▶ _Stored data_
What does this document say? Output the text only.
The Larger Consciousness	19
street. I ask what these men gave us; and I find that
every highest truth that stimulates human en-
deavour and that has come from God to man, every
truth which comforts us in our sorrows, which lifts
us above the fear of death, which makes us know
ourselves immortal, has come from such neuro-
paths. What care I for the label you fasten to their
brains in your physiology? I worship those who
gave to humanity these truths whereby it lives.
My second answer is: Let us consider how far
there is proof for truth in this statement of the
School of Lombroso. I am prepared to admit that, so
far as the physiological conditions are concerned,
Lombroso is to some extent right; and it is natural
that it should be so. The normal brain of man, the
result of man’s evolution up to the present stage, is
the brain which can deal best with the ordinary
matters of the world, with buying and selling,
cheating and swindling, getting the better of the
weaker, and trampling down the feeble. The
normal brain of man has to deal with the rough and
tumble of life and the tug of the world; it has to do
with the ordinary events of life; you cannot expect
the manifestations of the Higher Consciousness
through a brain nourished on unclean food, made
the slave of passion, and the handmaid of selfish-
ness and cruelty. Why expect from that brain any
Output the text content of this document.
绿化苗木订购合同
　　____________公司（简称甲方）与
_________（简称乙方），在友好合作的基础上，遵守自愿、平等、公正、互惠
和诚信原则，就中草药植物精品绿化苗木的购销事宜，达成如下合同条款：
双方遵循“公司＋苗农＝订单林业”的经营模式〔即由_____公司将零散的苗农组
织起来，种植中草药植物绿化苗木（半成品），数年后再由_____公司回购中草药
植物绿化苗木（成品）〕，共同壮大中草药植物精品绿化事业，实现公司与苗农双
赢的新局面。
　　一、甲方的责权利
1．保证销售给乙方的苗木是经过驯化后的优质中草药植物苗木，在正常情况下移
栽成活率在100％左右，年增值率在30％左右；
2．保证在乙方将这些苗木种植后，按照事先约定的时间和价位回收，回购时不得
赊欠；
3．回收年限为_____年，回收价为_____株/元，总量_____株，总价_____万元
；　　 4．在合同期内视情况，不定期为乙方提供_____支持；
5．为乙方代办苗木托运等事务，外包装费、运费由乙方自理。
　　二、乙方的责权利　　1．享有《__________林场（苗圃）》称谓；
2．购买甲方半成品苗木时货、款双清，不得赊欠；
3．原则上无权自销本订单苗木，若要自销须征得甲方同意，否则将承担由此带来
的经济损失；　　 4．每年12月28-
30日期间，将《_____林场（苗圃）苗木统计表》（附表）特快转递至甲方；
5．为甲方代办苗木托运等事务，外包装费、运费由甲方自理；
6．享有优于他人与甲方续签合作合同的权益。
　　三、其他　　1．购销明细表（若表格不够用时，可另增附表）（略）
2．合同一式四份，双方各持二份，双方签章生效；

▶ _Your goal_
Set down all of the data above, word for word.

▶ _Result_
What does this document say? Output the text only.
The Larger Consciousness	19
street. I ask what these men gave us; and I find that
every highest truth that stimulates human en-
deavour and that has come from God to man, every
truth which comforts us in our sorrows, which lifts
us above the fear of death, which makes us know
ourselves immortal, has come from such neuro-
paths. What care I for the label you fasten to their
brains in your physiology? I worship those who
gave to humanity these truths whereby it lives.
My second answer is: Let us consider how far
there is proof for truth in this statement of the
School of Lombroso. I am prepared to admit that, so
far as the physiological conditions are concerned,
Lombroso is to some extent right; and it is natural
that it should be so. The normal brain of man, the
result of man’s evolution up to the present stage, is
the brain which can deal best with the ordinary
matters of the world, with buying and selling,
cheating and swindling, getting the better of the
weaker, and trampling down the feeble. The
normal brain of man has to deal with the rough and
tumble of life and the tug of the world; it has to do
with the ordinary events of life; you cannot expect
the manifestations of the Higher Consciousness
through a brain nourished on unclean food, made
the slave of passion, and the handmaid of selfish-
ness and cruelty. Why expect from that brain any
Output the text content of this document.
绿化苗木订购合同
　　____________公司（简称甲方）与
_________（简称乙方），在友好合作的基础上，遵守自愿、平等、公正、互惠
和诚信原则，就中草药植物精品绿化苗木的购销事宜，达成如下合同条款：
双方遵循“公司＋苗农＝订单林业”的经营模式〔即由_____公司将零散的苗农组
织起来，种植中草药植物绿化苗木（半成品），数年后再由_____公司回购中草药
植物绿化苗木（成品）〕，共同壮大中草药植物精品绿化事业，实现公司与苗农双
赢的新局面。
　　一、甲方的责权利
1．保证销售给乙方的苗木是经过驯化后的优质中草药植物苗木，在正常情况下移
栽成活率在100％左右，年增值率在30％左右；
2．保证在乙方将这些苗木种植后，按照事先约定的时间和价位回收，回购时不得
赊欠；
3．回收年限为_____年，回收价为_____株/元，总量_____株，总价_____万元
；　　 4．在合同期内视情况，不定期为乙方提供_____支持；
5．为乙方代办苗木托运等事务，外包装费、运费由乙方自理。
　　二、乙方的责权利　　1．享有《__________林场（苗圃）》称谓；
2．购买甲方半成品苗木时货、款双清，不得赊欠；
3．原则上无权自销本订单苗木，若要自销须征得甲方同意，否则将承担由此带来
的经济损失；　　 4．每年12月28-
30日期间，将《_____林场（苗圃）苗木统计表》（附表）特快转递至甲方；
5．为甲方代办苗木托运等事务，外包装费、运费由甲方自理；
6．享有优于他人与甲方续签合作合同的权益。
　　三、其他　　1．购销明细表（若表格不够用时，可另增附表）（略）
2．合同一式四份，双方各持二份，双方签章生效；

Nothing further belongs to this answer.